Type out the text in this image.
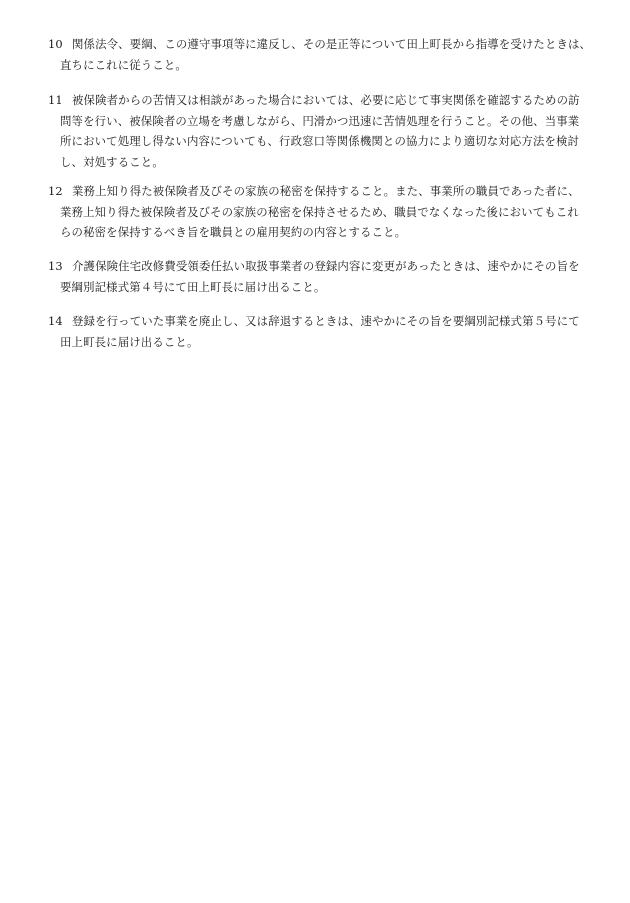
10 関係法令、要綱、この遵守事項等に違反し、その是正等について田上町長から指導を受けたときは、
直ちにこれに従うこと。
11 被保険者からの苦情又は相談があった場合においては、必要に応じて事実関係を確認するための訪
問等を行い、被保険者の立場を考慮しながら、円滑かつ迅速に苦情処理を行うこと。その他、当事業
所において処理し得ない内容についても、行政窓口等関係機関との協力により適切な対応方法を検討
し、対処すること。
12 業務上知り得た被保険者及びその家族の秘密を保持すること。また、事業所の職員であった者に、
業務上知り得た被保険者及びその家族の秘密を保持させるため、職員でなくなった後においてもこれ
らの秘密を保持するべき旨を職員との雇用契約の内容とすること。
13 介護保険住宅改修費受領委任払い取扱事業者の登録内容に変更があったときは、速やかにその旨を
要綱別記様式第４号にて田上町長に届け出ること。
14 登録を行っていた事業を廃止し、又は辞退するときは、速やかにその旨を要綱別記様式第５号にて
田上町長に届け出ること。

####################

*Aim*. Set down the lines of the records above exactly, apart from the pictures.

*Exercise answer*.
Type out the text in this image.
10 関係法令、要綱、この遵守事項等に違反し、その是正等について田上町長から指導を受けたときは、
直ちにこれに従うこと。
11 被保険者からの苦情又は相談があった場合においては、必要に応じて事実関係を確認するための訪
問等を行い、被保険者の立場を考慮しながら、円滑かつ迅速に苦情処理を行うこと。その他、当事業
所において処理し得ない内容についても、行政窓口等関係機関との協力により適切な対応方法を検討
し、対処すること。
12 業務上知り得た被保険者及びその家族の秘密を保持すること。また、事業所の職員であった者に、
業務上知り得た被保険者及びその家族の秘密を保持させるため、職員でなくなった後においてもこれ
らの秘密を保持するべき旨を職員との雇用契約の内容とすること。
13 介護保険住宅改修費受領委任払い取扱事業者の登録内容に変更があったときは、速やかにその旨を
要綱別記様式第４号にて田上町長に届け出ること。
14 登録を行っていた事業を廃止し、又は辞退するときは、速やかにその旨を要綱別記様式第５号にて
田上町長に届け出ること。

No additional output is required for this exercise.